═══ Data for this exercise ═══

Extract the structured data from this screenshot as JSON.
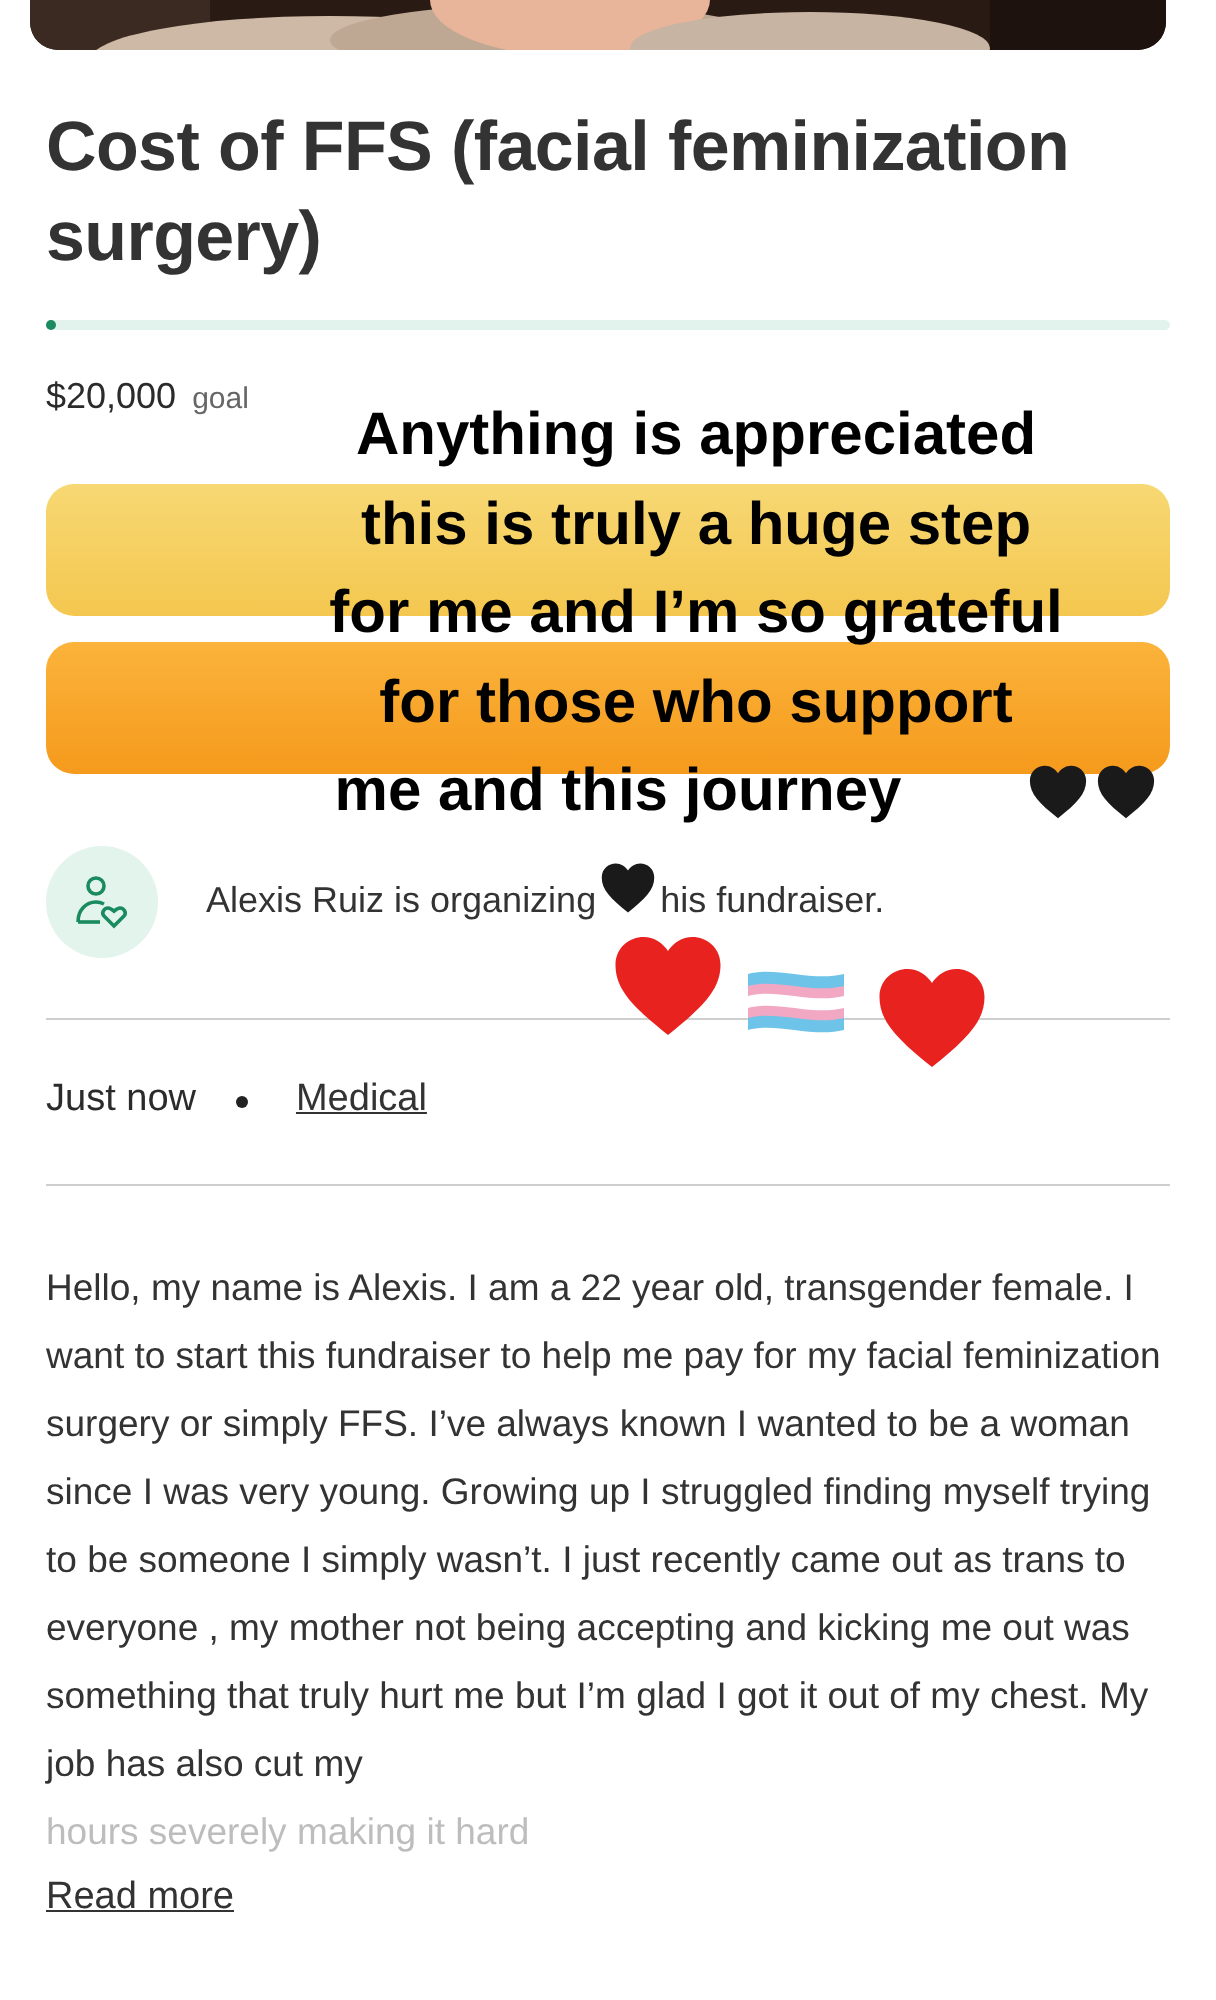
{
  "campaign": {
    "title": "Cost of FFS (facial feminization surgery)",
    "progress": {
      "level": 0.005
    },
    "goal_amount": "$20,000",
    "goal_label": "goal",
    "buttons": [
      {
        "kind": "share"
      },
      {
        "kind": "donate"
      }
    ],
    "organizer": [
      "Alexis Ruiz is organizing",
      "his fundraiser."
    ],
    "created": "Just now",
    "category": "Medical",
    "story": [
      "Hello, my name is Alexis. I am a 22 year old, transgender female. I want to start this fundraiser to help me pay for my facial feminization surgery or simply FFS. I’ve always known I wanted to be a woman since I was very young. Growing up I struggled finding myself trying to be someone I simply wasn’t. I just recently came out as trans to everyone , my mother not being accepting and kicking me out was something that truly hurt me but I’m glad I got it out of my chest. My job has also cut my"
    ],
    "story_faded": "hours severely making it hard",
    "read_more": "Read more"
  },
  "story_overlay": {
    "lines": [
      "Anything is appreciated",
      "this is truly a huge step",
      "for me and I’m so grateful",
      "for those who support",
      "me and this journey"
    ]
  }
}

═══
═══ Data for this exercise ═══

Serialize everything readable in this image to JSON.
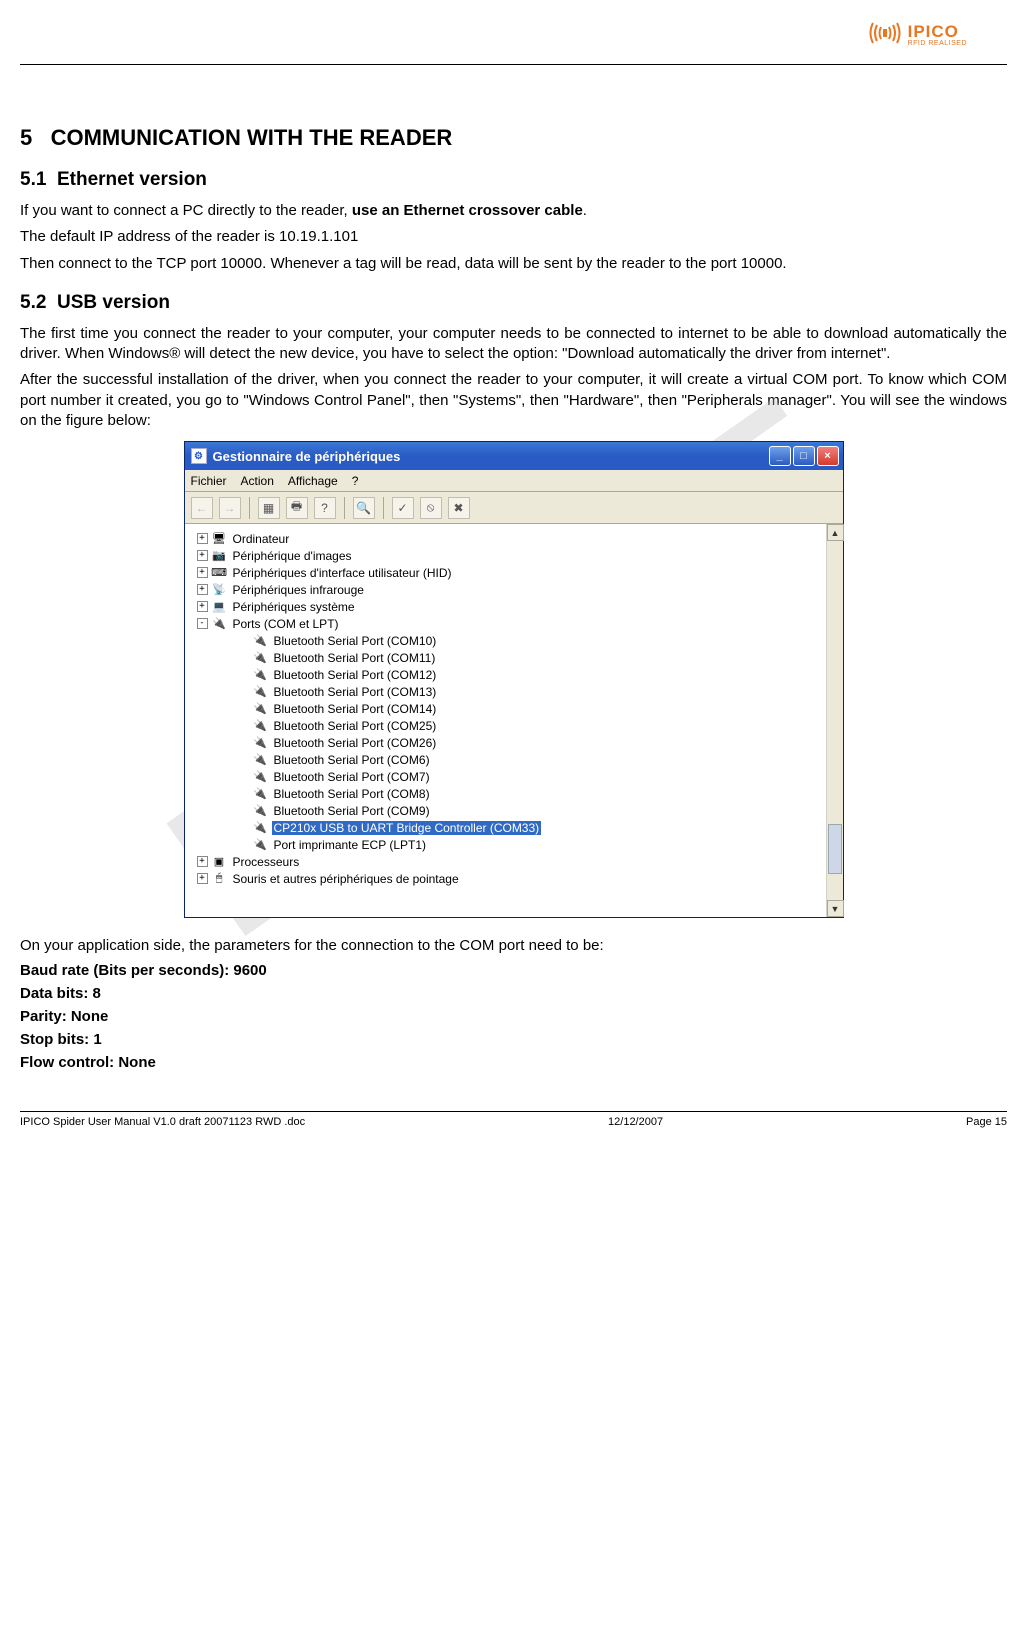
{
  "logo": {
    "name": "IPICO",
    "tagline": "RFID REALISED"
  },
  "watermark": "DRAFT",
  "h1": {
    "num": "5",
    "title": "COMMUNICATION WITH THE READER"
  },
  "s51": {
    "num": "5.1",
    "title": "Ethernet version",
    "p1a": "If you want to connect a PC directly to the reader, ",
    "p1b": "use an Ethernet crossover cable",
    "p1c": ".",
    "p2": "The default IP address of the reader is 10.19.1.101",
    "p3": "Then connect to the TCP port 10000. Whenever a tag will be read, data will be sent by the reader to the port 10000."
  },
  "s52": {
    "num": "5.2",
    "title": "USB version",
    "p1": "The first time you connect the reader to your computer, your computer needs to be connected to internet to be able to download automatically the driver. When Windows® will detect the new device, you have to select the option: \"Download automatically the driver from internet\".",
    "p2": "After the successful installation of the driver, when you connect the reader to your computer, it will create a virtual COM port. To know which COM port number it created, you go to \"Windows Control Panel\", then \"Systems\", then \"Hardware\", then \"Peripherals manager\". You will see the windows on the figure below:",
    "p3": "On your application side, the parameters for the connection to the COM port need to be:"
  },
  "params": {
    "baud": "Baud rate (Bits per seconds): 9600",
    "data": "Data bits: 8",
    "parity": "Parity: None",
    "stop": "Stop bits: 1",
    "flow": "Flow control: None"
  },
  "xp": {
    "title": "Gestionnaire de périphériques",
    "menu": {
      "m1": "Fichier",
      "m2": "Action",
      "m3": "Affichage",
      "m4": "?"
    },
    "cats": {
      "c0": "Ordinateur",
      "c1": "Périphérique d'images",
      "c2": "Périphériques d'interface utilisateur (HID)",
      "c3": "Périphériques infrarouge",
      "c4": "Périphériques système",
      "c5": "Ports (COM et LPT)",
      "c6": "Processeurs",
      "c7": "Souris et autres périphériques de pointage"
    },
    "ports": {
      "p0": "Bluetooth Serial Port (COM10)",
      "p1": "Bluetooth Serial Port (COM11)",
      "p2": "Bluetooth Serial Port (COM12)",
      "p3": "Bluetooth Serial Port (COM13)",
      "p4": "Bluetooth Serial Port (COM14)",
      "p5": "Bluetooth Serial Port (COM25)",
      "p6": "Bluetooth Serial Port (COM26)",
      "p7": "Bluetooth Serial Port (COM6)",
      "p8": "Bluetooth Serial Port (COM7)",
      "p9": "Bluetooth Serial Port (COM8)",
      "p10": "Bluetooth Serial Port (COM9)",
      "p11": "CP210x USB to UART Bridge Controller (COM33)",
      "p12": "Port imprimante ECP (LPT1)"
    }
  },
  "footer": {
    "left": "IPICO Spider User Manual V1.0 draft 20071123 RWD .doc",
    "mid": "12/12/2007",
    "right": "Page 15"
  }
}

═══

Check each line of the records for the word "facial", and show the lines that contain it.

    "title": "Cost of FFS (facial feminization surgery)",
      "Hello, my name is Alexis. I am a 22 year old, transgender female. I want to start this fundraiser to help me pay for my facial feminization surgery or simply FFS. I’ve always known I wanted to be a woman since I was very young. Growing up I struggled finding myself trying to be someone I simply wasn’t. I just recently came out as trans to everyone , my mother not being accepting and kicking me out was something that truly hurt me but I’m glad I got it out of my chest. My job has also cut my"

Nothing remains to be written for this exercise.